(Tasks)
#1 Summarize the article on global dollar credit in two sentences.
#2 Reproduce word for word the stretch of the article on global dollar credit from "3D chrome Dollar" through "the recent past.".

(Page excerpt)
Coming up: The $9 trillion problem of global finance

3D chrome Dollar symbolThat global finance has been in a mess since the start of the global financial crisis in September 2008, is old news now. But the fact that a bigger mess might be awaiting it, should still make for news.
A January 2015 research paper titled
Global dollar credit: links to US monetary policy and leverage authored by Robert N McCauley, Patrick McGuire and Vladyslav Sushko who belong to the Monetary and Economic Department at the Bank for International Settlements (BIS), has been doing the rounds in the recent past.
As per this paper : “Since the global financial crisis, banks and bond investors have increased the outstanding US dollar credit to non-bank borrowers outside the United States from $6 trillion to $9 trillion.” In 2000, the number had stood at $2 trillion.
What this clearly tells us is that over the years there has been a huge jump in the total amount of borrowing that has happened in dollars, outside the United States. Hence, more and more foreigners(to the United States) have been borrowing in dollars.
A similar trend has not be seen in case of other major currencies like the euro and the yen. In case of the euro the number stands at $2.5 trillion. For the yen, the number is at just $0.6 trillion. “Moreover, euro credit is quite concentrated in the euro area’s neighbours,” the BIS report points out. Hence, a major part of the world continues to borrow in dollars.
The question is which countries have borrowed all this money that has been lent? As the BIS report points out: “Dollar credit to Brazilian, Chinese and Indian borrowers has grown rapidly since the global financial crisis…Dollar borrowing has reached more than $300 billion in Brazil, $1.1 trillion in China, and $125 billion in India. The rapid growth of bonds relative to loans is more evident in Brazil and India than in China.”
This is happening primarily because domestic interest rates in these countries are on the higher side in comparison to the interest rates being charged on borrowing in dollars. Further, in the aftermath of the financial crisis, the Federal Reserve of the United States, initiated a huge money printing programme and at the same time decided to maintain the federal funds rate between 0-0.25%. This led to more and more borrowers deciding to borrow in US dollars.
“A low level of the federal funds rate…is associated with higher growth of dollar loans to borrowers outside the US…A 1 percentage point widening in a country’s policy rate relative to the federal funds rate is, on average, associated with 0.03% more dollar bank loans relative to GDP in the following quarter ,” the BIS paper points out. And that explains the rapid expansion of dollar loans.
The federal funds rate is the interest rate at which one bank lends funds maintained at the Federal Reserve to another bank on an overnight basis. It acts as a sort of a benchmark for the interest rates that banks charge on their short and medium term loans.
Interestingly, countries which are referred to as emerging market countries have borrowed close to $4.5 trillion of the total $9 trillion. “The emerging market share – mostly Asian – has doubled to $4.5 trillion since the Lehman crisis, including camouflaged lending through banks registered in London, Zurich or the Cayman Islands,” points out Ambrose Evans-Pritchard
in a recent piece in The Telegraph.

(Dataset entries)
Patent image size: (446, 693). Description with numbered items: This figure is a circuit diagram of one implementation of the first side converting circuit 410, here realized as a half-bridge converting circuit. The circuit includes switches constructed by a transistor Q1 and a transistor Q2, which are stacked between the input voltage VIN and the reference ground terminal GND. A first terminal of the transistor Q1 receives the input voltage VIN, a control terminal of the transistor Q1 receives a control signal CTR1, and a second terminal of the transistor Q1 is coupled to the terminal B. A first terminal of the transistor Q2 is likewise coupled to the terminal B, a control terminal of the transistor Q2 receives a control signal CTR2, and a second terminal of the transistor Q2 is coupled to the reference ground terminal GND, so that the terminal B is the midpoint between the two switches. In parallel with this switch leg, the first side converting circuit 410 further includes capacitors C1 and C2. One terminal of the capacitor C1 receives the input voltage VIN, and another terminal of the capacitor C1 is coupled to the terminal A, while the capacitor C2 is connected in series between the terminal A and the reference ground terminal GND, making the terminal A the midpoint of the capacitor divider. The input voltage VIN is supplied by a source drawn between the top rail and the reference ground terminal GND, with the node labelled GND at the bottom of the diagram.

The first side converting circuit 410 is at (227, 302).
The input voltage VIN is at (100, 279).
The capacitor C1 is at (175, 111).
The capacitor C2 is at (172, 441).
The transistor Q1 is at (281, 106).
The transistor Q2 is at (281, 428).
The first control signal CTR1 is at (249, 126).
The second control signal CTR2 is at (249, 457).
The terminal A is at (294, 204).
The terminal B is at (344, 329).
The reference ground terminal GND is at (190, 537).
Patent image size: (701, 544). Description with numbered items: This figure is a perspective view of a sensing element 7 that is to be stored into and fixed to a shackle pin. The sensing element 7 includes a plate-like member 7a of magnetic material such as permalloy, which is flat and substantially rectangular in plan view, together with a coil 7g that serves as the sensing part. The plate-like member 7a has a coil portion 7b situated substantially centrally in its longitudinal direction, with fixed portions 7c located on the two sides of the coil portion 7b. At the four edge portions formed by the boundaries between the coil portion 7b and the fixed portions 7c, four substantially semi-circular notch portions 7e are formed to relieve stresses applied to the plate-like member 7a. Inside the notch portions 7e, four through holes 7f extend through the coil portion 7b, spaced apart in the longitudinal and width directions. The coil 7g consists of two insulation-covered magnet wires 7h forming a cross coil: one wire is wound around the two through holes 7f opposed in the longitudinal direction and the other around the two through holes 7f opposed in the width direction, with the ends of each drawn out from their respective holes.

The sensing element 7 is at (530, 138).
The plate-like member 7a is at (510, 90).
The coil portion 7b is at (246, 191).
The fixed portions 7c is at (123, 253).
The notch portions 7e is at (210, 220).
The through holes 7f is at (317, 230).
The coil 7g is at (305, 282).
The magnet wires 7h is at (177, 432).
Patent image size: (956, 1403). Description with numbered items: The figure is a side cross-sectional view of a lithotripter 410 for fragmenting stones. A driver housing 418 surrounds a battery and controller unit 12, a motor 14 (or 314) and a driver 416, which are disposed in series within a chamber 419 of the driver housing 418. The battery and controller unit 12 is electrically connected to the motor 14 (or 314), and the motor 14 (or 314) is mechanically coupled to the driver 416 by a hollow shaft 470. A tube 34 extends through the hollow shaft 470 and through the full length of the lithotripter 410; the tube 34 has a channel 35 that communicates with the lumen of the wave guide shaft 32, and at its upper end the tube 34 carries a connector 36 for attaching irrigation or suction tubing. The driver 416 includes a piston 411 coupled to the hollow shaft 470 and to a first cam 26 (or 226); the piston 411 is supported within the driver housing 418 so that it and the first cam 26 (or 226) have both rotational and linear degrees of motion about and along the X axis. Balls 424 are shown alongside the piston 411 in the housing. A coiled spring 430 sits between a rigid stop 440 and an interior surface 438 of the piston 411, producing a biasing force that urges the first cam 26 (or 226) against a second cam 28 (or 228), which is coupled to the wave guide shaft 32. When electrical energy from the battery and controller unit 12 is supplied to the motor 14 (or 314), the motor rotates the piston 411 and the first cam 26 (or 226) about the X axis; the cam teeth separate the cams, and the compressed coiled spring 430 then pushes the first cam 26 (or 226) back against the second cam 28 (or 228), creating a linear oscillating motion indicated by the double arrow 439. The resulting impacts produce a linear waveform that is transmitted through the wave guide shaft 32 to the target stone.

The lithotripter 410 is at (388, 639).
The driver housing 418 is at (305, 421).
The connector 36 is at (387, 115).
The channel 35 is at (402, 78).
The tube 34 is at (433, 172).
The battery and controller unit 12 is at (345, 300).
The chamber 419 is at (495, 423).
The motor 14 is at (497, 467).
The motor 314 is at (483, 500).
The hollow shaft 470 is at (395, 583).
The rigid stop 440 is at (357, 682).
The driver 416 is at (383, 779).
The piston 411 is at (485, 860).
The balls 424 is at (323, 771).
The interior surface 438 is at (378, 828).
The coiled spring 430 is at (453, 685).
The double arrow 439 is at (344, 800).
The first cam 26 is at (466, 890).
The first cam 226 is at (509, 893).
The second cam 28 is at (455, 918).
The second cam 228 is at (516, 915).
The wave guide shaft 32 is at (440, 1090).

...

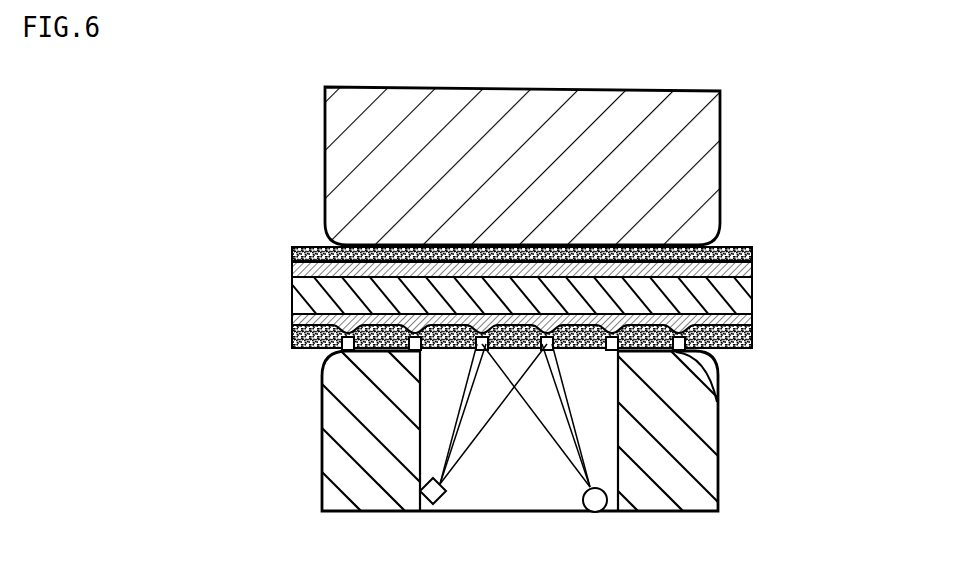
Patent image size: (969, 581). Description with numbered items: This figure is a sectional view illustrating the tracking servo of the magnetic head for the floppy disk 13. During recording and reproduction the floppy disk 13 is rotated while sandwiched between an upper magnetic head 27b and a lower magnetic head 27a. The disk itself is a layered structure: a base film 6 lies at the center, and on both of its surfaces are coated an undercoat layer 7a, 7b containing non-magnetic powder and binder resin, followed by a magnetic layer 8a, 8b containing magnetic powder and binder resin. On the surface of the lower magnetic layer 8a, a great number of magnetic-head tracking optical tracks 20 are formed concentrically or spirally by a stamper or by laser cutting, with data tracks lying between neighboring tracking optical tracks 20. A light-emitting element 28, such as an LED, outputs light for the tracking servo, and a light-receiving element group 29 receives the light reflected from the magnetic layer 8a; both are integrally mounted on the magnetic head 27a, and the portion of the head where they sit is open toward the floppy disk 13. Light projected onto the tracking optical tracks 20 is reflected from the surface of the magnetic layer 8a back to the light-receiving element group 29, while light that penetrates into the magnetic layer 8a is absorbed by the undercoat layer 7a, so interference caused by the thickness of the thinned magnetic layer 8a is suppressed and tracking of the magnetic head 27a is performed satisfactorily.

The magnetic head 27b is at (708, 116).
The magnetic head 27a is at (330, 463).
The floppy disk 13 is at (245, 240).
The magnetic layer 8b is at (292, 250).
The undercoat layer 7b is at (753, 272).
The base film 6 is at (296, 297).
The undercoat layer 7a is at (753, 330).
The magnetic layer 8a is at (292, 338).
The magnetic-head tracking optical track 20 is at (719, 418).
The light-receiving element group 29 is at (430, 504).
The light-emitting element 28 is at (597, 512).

(Answers for the exercise)
#1 A January 2015 Bank for International Settlements paper reports that since the global financial crisis, outstanding US dollar credit to non-bank borrowers outside the United States has risen from $6 trillion to $9 trillion, far more than the comparable figures for the euro and the yen. Borrowers in countries such as Brazil, China and India have turned to dollars because their domestic interest rates are higher than dollar rates while the Federal Reserve has kept the federal funds rate between 0 and 0.25%, and emerging market countries account for close to $4.5 trillion of the total.

#2
3D chrome Dollar symbolThat global finance has been in a mess since the start of the global financial crisis in September 2008, is old news now. But the fact that a bigger mess might be awaiting it, should still make for news.
A January 2015 research paper titled
Global dollar credit: links to US monetary policy and leverage authored by Robert N McCauley, Patrick McGuire and Vladyslav Sushko who belong to the Monetary and Economic Department at the Bank for International Settlements (BIS), has been doing the rounds in the recent past.